Return the full material exactly.

#### Lines of data:

╭──

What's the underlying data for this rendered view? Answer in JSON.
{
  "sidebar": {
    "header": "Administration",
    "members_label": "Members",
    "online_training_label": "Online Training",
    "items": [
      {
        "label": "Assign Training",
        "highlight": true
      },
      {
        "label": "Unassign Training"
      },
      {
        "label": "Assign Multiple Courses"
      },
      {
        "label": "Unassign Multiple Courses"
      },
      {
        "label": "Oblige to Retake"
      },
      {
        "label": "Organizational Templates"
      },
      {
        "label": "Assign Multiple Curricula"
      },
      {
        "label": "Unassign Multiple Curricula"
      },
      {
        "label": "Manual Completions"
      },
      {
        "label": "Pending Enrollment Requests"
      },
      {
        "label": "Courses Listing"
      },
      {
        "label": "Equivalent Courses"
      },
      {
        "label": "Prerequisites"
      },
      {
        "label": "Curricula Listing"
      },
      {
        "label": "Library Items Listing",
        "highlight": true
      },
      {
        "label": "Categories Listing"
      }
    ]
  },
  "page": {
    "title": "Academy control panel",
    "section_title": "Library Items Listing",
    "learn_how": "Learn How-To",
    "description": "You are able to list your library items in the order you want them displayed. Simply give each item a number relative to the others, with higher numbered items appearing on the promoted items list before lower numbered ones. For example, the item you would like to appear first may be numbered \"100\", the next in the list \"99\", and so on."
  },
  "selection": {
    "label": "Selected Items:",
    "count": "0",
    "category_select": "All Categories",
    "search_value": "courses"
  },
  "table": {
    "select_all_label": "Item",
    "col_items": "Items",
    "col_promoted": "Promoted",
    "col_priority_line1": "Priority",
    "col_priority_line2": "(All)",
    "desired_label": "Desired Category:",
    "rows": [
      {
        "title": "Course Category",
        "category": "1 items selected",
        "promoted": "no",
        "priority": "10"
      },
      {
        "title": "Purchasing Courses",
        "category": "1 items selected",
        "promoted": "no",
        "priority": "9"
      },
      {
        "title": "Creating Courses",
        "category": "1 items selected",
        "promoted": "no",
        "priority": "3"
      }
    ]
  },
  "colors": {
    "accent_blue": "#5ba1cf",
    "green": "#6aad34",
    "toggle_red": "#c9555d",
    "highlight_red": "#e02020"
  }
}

╰──

#### Response:
What's the underlying data for this rendered view? Answer in JSON.
{
  "sidebar": {
    "header": "Administration",
    "members_label": "Members",
    "online_training_label": "Online Training",
    "items": [
      {
        "label": "Assign Training",
        "highlight": true
      },
      {
        "label": "Unassign Training"
      },
      {
        "label": "Assign Multiple Courses"
      },
      {
        "label": "Unassign Multiple Courses"
      },
      {
        "label": "Oblige to Retake"
      },
      {
        "label": "Organizational Templates"
      },
      {
        "label": "Assign Multiple Curricula"
      },
      {
        "label": "Unassign Multiple Curricula"
      },
      {
        "label": "Manual Completions"
      },
      {
        "label": "Pending Enrollment Requests"
      },
      {
        "label": "Courses Listing"
      },
      {
        "label": "Equivalent Courses"
      },
      {
        "label": "Prerequisites"
      },
      {
        "label": "Curricula Listing"
      },
      {
        "label": "Library Items Listing",
        "highlight": true
      },
      {
        "label": "Categories Listing"
      }
    ]
  },
  "page": {
    "title": "Academy control panel",
    "section_title": "Library Items Listing",
    "learn_how": "Learn How-To",
    "description": "You are able to list your library items in the order you want them displayed. Simply give each item a number relative to the others, with higher numbered items appearing on the promoted items list before lower numbered ones. For example, the item you would like to appear first may be numbered \"100\", the next in the list \"99\", and so on."
  },
  "selection": {
    "label": "Selected Items:",
    "count": "0",
    "category_select": "All Categories",
    "search_value": "courses"
  },
  "table": {
    "select_all_label": "Item",
    "col_items": "Items",
    "col_promoted": "Promoted",
    "col_priority_line1": "Priority",
    "col_priority_line2": "(All)",
    "desired_label": "Desired Category:",
    "rows": [
      {
        "title": "Course Category",
        "category": "1 items selected",
        "promoted": "no",
        "priority": "10"
      },
      {
        "title": "Purchasing Courses",
        "category": "1 items selected",
        "promoted": "no",
        "priority": "9"
      },
      {
        "title": "Creating Courses",
        "category": "1 items selected",
        "promoted": "no",
        "priority": "3"
      }
    ]
  },
  "colors": {
    "accent_blue": "#5ba1cf",
    "green": "#6aad34",
    "toggle_red": "#c9555d",
    "highlight_red": "#e02020"
  }
}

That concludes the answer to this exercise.